▸ WHAT IS NEEDED
What follows is a set of records; restate each one word for word and drop the pictures.

▸ EXERCISE MATERIAL
_ _ _ _ _
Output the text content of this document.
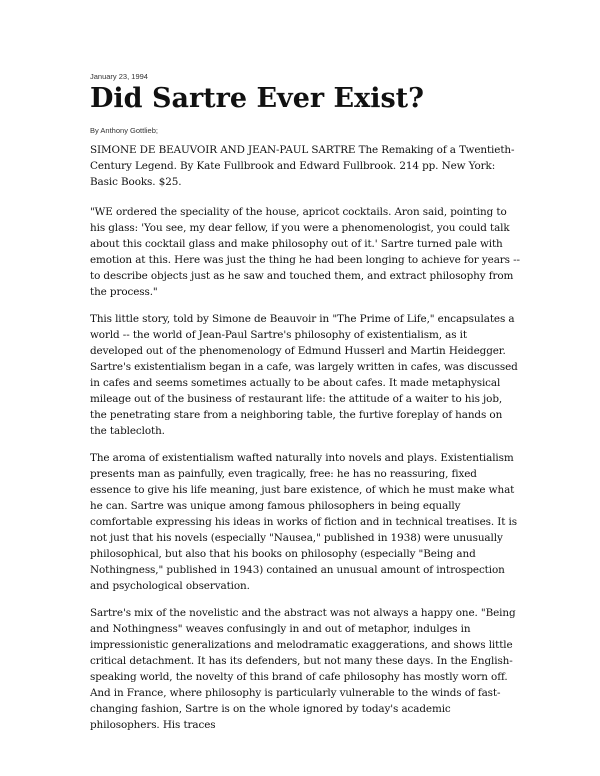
January 23, 1994

Did Sartre Ever Exist?

By Anthony Gottlieb;

SIMONE DE BEAUVOIR AND JEAN-PAUL SARTRE The Remaking of a Twentieth-Century Legend. By Kate Fullbrook and Edward Fullbrook. 214 pp. New York: Basic Books. $25.

"WE ordered the speciality of the house, apricot cocktails. Aron said, pointing to his glass: 'You see, my dear fellow, if you were a phenomenologist, you could talk about this cocktail glass and make philosophy out of it.' Sartre turned pale with emotion at this. Here was just the thing he had been longing to achieve for years -- to describe objects just as he saw and touched them, and extract philosophy from the process."

This little story, told by Simone de Beauvoir in "The Prime of Life," encapsulates a world -- the world of Jean-Paul Sartre's philosophy of existentialism, as it developed out of the phenomenology of Edmund Husserl and Martin Heidegger. Sartre's existentialism began in a cafe, was largely written in cafes, was discussed in cafes and seems sometimes actually to be about cafes. It made metaphysical mileage out of the business of restaurant life: the attitude of a waiter to his job, the penetrating stare from a neighboring table, the furtive foreplay of hands on the tablecloth.

The aroma of existentialism wafted naturally into novels and plays. Existentialism presents man as painfully, even tragically, free: he has no reassuring, fixed essence to give his life meaning, just bare existence, of which he must make what he can. Sartre was unique among famous philosophers in being equally comfortable expressing his ideas in works of fiction and in technical treatises. It is not just that his novels (especially "Nausea," published in 1938) were unusually philosophical, but also that his books on philosophy (especially "Being and Nothingness," published in 1943) contained an unusual amount of introspection and psychological observation.

Sartre's mix of the novelistic and the abstract was not always a happy one. "Being and Nothingness" weaves confusingly in and out of metaphor, indulges in impressionistic generalizations and melodramatic exaggerations, and shows little critical detachment. It has its defenders, but not many these days. In the English-speaking world, the novelty of this brand of cafe philosophy has mostly worn off. And in France, where philosophy is particularly vulnerable to the winds of fast-changing fashion, Sartre is on the whole ignored by today's academic philosophers. His traces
_ _ _ _ _
▸ FULL ANSWER
Output the text content of this document.
January 23, 1994

Did Sartre Ever Exist?

By Anthony Gottlieb;

SIMONE DE BEAUVOIR AND JEAN-PAUL SARTRE The Remaking of a Twentieth-Century Legend. By Kate Fullbrook and Edward Fullbrook. 214 pp. New York: Basic Books. $25.

"WE ordered the speciality of the house, apricot cocktails. Aron said, pointing to his glass: 'You see, my dear fellow, if you were a phenomenologist, you could talk about this cocktail glass and make philosophy out of it.' Sartre turned pale with emotion at this. Here was just the thing he had been longing to achieve for years -- to describe objects just as he saw and touched them, and extract philosophy from the process."

This little story, told by Simone de Beauvoir in "The Prime of Life," encapsulates a world -- the world of Jean-Paul Sartre's philosophy of existentialism, as it developed out of the phenomenology of Edmund Husserl and Martin Heidegger. Sartre's existentialism began in a cafe, was largely written in cafes, was discussed in cafes and seems sometimes actually to be about cafes. It made metaphysical mileage out of the business of restaurant life: the attitude of a waiter to his job, the penetrating stare from a neighboring table, the furtive foreplay of hands on the tablecloth.

The aroma of existentialism wafted naturally into novels and plays. Existentialism presents man as painfully, even tragically, free: he has no reassuring, fixed essence to give his life meaning, just bare existence, of which he must make what he can. Sartre was unique among famous philosophers in being equally comfortable expressing his ideas in works of fiction and in technical treatises. It is not just that his novels (especially "Nausea," published in 1938) were unusually philosophical, but also that his books on philosophy (especially "Being and Nothingness," published in 1943) contained an unusual amount of introspection and psychological observation.

Sartre's mix of the novelistic and the abstract was not always a happy one. "Being and Nothingness" weaves confusingly in and out of metaphor, indulges in impressionistic generalizations and melodramatic exaggerations, and shows little critical detachment. It has its defenders, but not many these days. In the English-speaking world, the novelty of this brand of cafe philosophy has mostly worn off. And in France, where philosophy is particularly vulnerable to the winds of fast-changing fashion, Sartre is on the whole ignored by today's academic philosophers. His traces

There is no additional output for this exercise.